[Dataset entries]
--*--
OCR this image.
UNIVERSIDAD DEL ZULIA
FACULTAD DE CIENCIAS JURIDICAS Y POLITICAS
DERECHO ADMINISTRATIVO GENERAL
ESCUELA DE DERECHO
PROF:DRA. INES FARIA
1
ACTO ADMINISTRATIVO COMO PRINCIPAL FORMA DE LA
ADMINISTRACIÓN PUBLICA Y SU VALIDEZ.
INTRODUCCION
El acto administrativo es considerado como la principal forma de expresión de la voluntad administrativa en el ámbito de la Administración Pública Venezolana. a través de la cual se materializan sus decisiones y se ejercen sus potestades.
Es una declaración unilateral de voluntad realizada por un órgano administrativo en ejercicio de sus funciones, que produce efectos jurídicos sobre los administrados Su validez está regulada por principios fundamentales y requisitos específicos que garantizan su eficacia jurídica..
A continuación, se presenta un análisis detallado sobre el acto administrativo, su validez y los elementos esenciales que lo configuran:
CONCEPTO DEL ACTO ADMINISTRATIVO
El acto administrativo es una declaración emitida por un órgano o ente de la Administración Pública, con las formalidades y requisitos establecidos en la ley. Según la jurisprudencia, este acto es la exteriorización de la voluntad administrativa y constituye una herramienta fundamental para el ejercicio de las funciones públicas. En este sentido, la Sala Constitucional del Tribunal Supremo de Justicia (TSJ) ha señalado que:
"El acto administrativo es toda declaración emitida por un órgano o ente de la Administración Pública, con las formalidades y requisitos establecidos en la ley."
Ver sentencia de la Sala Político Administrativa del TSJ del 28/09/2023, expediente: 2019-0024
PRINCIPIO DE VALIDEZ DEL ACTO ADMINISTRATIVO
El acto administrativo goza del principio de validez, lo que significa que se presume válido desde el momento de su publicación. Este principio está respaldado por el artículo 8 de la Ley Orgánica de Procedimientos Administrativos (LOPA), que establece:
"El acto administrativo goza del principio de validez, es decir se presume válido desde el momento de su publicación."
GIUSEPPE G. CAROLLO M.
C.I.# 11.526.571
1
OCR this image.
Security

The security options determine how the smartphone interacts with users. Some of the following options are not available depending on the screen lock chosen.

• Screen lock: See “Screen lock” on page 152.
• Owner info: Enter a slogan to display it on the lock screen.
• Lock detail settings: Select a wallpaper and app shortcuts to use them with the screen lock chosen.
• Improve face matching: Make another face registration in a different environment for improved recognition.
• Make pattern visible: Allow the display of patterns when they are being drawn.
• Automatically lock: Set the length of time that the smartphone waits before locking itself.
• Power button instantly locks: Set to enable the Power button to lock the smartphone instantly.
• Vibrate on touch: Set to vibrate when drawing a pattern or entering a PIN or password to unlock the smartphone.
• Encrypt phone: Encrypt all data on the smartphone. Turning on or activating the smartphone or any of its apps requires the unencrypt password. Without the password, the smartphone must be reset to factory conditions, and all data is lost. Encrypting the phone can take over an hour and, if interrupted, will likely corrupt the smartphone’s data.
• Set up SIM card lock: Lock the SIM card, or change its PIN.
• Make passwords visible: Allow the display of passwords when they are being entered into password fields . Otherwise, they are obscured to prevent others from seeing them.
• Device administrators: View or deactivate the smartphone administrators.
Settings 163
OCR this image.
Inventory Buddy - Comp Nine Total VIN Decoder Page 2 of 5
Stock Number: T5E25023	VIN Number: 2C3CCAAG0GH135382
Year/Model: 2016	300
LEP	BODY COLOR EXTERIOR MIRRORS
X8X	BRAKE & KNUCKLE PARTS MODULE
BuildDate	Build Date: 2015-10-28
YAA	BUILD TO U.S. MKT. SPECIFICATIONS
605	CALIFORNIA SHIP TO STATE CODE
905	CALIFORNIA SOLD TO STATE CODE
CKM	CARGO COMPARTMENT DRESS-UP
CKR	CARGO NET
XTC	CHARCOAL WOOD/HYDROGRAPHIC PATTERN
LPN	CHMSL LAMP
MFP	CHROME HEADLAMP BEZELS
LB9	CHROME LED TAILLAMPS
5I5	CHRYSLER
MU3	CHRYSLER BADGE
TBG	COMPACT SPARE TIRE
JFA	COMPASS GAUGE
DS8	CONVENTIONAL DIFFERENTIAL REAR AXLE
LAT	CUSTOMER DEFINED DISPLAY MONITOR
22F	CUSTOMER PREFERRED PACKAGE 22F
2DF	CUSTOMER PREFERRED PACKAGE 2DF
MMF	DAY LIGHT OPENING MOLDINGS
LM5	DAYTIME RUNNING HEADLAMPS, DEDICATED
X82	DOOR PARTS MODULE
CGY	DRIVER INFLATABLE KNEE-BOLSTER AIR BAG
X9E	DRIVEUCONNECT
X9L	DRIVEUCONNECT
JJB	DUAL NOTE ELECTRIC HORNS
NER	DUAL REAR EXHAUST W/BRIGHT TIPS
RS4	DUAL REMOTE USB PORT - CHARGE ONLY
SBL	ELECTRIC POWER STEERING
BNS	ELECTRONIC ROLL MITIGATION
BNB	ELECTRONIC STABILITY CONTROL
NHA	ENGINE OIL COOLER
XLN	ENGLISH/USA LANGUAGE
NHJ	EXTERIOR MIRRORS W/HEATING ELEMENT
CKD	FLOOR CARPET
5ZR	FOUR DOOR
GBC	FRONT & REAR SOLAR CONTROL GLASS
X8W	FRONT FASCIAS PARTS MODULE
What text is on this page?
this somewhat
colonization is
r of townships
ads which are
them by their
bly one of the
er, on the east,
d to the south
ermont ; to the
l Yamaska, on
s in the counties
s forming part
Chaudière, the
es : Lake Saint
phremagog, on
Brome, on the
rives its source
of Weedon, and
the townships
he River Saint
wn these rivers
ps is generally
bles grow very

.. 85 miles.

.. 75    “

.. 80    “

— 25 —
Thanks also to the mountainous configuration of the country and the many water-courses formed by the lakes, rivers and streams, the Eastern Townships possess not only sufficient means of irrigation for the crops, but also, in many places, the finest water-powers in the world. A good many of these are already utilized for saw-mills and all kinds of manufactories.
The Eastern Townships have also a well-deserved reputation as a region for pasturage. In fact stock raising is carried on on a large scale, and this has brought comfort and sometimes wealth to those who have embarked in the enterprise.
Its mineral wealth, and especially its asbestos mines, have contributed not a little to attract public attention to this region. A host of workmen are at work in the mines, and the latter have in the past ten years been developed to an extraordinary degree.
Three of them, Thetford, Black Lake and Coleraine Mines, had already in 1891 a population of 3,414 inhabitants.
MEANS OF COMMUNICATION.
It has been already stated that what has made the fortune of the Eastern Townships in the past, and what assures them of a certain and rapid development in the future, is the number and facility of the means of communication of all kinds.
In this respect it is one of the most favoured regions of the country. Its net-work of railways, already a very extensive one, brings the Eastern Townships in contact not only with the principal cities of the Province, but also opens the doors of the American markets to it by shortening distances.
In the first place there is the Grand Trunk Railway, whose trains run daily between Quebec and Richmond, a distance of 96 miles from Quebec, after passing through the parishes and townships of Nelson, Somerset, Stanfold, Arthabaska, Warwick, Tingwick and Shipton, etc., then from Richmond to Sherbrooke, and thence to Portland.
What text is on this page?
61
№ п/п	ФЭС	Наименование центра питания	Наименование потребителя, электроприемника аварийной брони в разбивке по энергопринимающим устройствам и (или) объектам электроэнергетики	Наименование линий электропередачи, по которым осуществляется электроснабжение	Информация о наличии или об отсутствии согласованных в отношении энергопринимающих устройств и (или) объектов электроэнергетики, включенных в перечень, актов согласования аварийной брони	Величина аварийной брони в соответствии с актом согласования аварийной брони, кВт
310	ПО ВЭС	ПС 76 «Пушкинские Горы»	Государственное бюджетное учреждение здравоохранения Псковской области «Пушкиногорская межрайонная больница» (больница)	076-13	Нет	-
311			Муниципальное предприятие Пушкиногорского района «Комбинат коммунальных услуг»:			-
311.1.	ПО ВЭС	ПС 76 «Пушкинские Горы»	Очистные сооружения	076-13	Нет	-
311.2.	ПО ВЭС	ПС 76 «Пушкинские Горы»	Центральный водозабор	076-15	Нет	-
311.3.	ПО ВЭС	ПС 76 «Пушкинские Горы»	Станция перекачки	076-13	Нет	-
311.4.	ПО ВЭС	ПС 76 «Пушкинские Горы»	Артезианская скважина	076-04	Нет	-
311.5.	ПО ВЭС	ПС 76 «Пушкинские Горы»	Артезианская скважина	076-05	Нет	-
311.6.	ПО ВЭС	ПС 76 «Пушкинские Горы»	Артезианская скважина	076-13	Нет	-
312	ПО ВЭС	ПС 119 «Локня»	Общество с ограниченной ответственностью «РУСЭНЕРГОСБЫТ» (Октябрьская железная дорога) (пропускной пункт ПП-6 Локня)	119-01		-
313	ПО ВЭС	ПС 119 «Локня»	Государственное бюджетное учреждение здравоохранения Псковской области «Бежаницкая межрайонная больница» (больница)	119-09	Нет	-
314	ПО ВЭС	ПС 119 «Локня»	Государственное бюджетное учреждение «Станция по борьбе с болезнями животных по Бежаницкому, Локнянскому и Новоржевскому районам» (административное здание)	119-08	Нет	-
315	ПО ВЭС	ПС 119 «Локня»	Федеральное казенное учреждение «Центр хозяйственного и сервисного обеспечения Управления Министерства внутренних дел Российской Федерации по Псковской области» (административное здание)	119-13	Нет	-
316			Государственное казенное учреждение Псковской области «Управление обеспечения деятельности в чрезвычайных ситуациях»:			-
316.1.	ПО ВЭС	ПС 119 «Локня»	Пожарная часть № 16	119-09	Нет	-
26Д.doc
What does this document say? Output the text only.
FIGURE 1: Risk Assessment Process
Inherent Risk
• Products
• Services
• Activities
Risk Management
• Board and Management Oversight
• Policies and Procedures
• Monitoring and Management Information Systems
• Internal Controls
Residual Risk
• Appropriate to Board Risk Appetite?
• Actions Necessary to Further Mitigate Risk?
--*--
== EXERCISE REQUIREMENTS ==
Take the lines above from the one holding "What does this" to the last and output them exactly.

== FINAL ANSWER ==
What does this document say? Output the text only.
FIGURE 1: Risk Assessment Process
Inherent Risk
• Products
• Services
• Activities
Risk Management
• Board and Management Oversight
• Policies and Procedures
• Monitoring and Management Information Systems
• Internal Controls
Residual Risk
• Appropriate to Board Risk Appetite?
• Actions Necessary to Further Mitigate Risk?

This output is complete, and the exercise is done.